- [Figure record listings]
(begin)
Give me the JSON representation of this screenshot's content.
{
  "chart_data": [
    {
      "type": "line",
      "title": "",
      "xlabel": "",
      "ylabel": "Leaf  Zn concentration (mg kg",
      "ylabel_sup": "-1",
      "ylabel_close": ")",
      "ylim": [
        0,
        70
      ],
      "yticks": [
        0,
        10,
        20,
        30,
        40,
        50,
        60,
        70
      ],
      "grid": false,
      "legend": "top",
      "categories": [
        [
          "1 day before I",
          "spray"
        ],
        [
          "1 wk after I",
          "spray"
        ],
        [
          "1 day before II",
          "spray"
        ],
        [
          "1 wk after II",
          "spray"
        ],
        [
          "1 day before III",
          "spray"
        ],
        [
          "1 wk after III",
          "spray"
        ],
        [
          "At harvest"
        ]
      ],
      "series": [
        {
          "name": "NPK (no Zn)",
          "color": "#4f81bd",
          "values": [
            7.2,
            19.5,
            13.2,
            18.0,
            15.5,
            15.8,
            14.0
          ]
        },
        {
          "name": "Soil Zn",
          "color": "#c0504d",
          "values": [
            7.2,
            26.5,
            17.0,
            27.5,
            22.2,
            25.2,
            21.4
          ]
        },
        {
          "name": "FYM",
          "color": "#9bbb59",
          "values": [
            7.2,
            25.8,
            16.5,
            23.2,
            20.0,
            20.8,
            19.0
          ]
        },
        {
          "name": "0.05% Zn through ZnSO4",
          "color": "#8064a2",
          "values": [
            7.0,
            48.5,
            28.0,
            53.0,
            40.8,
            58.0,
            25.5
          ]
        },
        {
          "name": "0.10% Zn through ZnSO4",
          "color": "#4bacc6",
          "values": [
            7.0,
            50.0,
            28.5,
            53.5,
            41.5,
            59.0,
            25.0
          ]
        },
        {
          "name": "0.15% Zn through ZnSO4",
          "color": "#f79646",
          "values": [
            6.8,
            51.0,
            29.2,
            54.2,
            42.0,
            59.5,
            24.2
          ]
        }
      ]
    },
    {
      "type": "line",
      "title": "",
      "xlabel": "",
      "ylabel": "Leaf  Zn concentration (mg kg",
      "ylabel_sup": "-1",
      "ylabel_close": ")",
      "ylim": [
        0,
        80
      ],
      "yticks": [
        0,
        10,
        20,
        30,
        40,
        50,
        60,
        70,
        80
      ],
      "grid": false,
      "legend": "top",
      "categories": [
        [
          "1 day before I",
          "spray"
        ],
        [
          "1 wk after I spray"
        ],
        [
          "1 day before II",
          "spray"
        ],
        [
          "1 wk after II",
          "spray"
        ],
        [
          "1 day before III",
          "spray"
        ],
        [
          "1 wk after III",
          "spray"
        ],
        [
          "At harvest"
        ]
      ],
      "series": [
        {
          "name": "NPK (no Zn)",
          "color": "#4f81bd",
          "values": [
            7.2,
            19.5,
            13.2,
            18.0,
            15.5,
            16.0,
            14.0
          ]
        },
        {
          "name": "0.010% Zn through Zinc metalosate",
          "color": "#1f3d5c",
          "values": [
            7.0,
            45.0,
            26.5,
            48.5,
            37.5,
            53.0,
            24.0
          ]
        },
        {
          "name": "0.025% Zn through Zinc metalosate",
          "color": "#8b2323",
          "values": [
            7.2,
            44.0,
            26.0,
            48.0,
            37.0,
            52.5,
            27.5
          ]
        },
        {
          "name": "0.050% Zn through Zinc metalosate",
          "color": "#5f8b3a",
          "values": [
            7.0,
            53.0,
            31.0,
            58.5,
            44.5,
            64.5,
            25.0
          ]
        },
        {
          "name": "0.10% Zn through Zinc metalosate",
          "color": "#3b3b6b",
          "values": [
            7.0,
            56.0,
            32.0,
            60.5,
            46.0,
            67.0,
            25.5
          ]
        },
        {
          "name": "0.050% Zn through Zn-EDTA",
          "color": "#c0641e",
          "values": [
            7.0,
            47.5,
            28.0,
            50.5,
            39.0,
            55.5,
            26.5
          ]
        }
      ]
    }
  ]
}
(end)
- [WHAT YOU HAVE TO DO]
Track down every line with the word "metalosate" and copy it.

- [SOLUTION TO THE PROBLEM]
          "name": "0.010% Zn through Zinc metalosate",
          "name": "0.025% Zn through Zinc metalosate",
          "name": "0.050% Zn through Zinc metalosate",
          "name": "0.10% Zn through Zinc metalosate",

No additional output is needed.